● Provided entries

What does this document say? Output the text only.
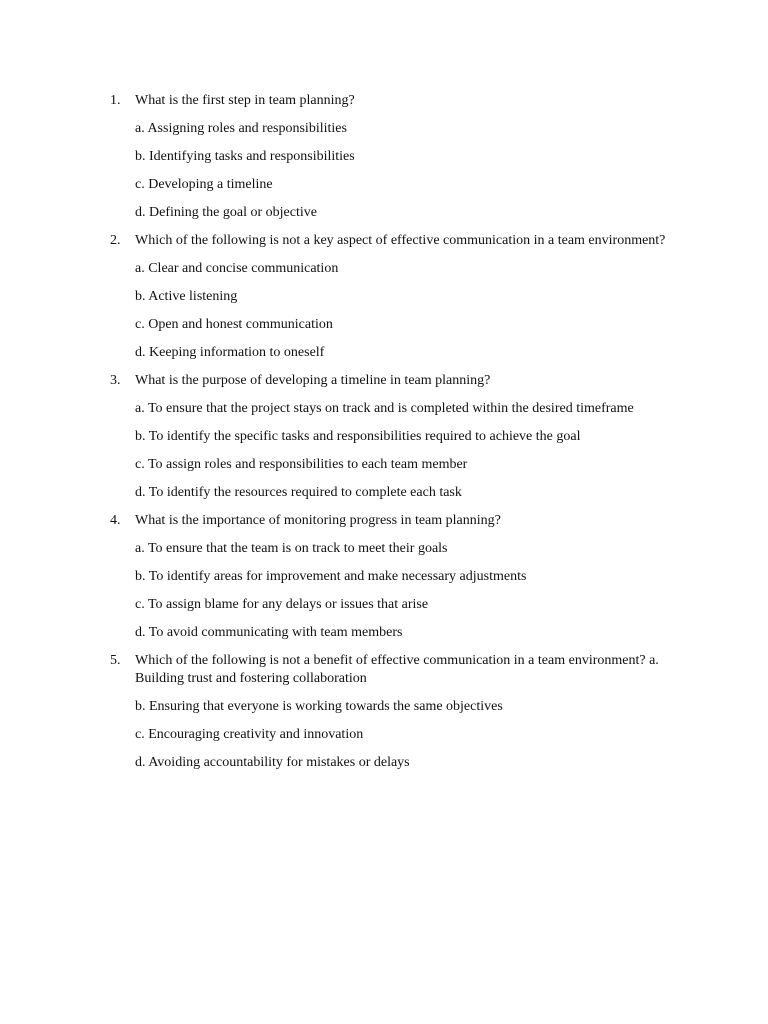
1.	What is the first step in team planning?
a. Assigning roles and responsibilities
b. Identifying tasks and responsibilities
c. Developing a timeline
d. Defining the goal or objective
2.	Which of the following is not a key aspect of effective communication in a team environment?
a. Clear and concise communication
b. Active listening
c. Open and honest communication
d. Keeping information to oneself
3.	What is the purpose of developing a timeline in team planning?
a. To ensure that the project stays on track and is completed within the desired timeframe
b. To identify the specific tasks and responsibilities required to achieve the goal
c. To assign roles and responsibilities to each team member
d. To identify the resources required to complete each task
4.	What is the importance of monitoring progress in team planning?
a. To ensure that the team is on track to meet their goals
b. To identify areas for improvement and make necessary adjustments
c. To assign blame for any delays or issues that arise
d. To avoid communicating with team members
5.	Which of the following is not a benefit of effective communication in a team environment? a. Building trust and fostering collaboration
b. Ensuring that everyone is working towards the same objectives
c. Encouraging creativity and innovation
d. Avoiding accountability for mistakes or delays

● What the task requires
Set down the records in full and exactly. Do not carry over any image.

● Answer to the problem
What does this document say? Output the text only.
1.	What is the first step in team planning?
a. Assigning roles and responsibilities
b. Identifying tasks and responsibilities
c. Developing a timeline
d. Defining the goal or objective
2.	Which of the following is not a key aspect of effective communication in a team environment?
a. Clear and concise communication
b. Active listening
c. Open and honest communication
d. Keeping information to oneself
3.	What is the purpose of developing a timeline in team planning?
a. To ensure that the project stays on track and is completed within the desired timeframe
b. To identify the specific tasks and responsibilities required to achieve the goal
c. To assign roles and responsibilities to each team member
d. To identify the resources required to complete each task
4.	What is the importance of monitoring progress in team planning?
a. To ensure that the team is on track to meet their goals
b. To identify areas for improvement and make necessary adjustments
c. To assign blame for any delays or issues that arise
d. To avoid communicating with team members
5.	Which of the following is not a benefit of effective communication in a team environment? a. Building trust and fostering collaboration
b. Ensuring that everyone is working towards the same objectives
c. Encouraging creativity and innovation
d. Avoiding accountability for mistakes or delays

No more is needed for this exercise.